TASK DESCRIPTION: Pull each line containing "blob" out of the data and copy it.

Data records:

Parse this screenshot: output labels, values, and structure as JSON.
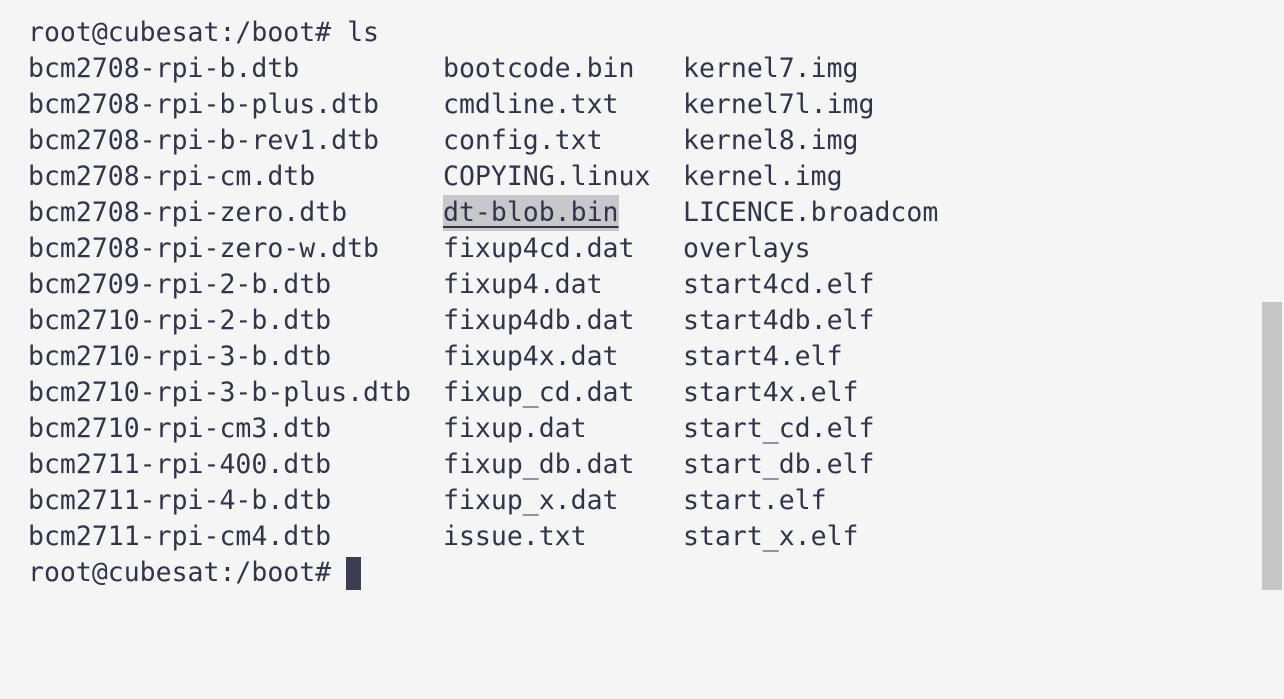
{
  "terminal": {
    "command_line": "root@cubesat:/boot# ls",
    "prompt": "root@cubesat:/boot#",
    "rows": [
      [
        "bcm2708-rpi-b.dtb",
        "bootcode.bin",
        "kernel7.img"
      ],
      [
        "bcm2708-rpi-b-plus.dtb",
        "cmdline.txt",
        "kernel7l.img"
      ],
      [
        "bcm2708-rpi-b-rev1.dtb",
        "config.txt",
        "kernel8.img"
      ],
      [
        "bcm2708-rpi-cm.dtb",
        "COPYING.linux",
        "kernel.img"
      ],
      [
        "bcm2708-rpi-zero.dtb",
        "dt-blob.bin",
        "LICENCE.broadcom"
      ],
      [
        "bcm2708-rpi-zero-w.dtb",
        "fixup4cd.dat",
        "overlays"
      ],
      [
        "bcm2709-rpi-2-b.dtb",
        "fixup4.dat",
        "start4cd.elf"
      ],
      [
        "bcm2710-rpi-2-b.dtb",
        "fixup4db.dat",
        "start4db.elf"
      ],
      [
        "bcm2710-rpi-3-b.dtb",
        "fixup4x.dat",
        "start4.elf"
      ],
      [
        "bcm2710-rpi-3-b-plus.dtb",
        "fixup_cd.dat",
        "start4x.elf"
      ],
      [
        "bcm2710-rpi-cm3.dtb",
        "fixup.dat",
        "start_cd.elf"
      ],
      [
        "bcm2711-rpi-400.dtb",
        "fixup_db.dat",
        "start_db.elf"
      ],
      [
        "bcm2711-rpi-4-b.dtb",
        "fixup_x.dat",
        "start.elf"
      ],
      [
        "bcm2711-rpi-cm4.dtb",
        "issue.txt",
        "start_x.elf"
      ]
    ],
    "selected_entry": "dt-blob.bin"
  },
  "colors": {
    "background": "#f5f5f5",
    "text": "#33334a",
    "cursor": "#3e3c52",
    "selection": "#c8c8cc",
    "scrollbar": "#c6c6c6"
  }
}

RESPONSE TO THIS TASK:
        "dt-blob.bin",
    "selected_entry": "dt-blob.bin"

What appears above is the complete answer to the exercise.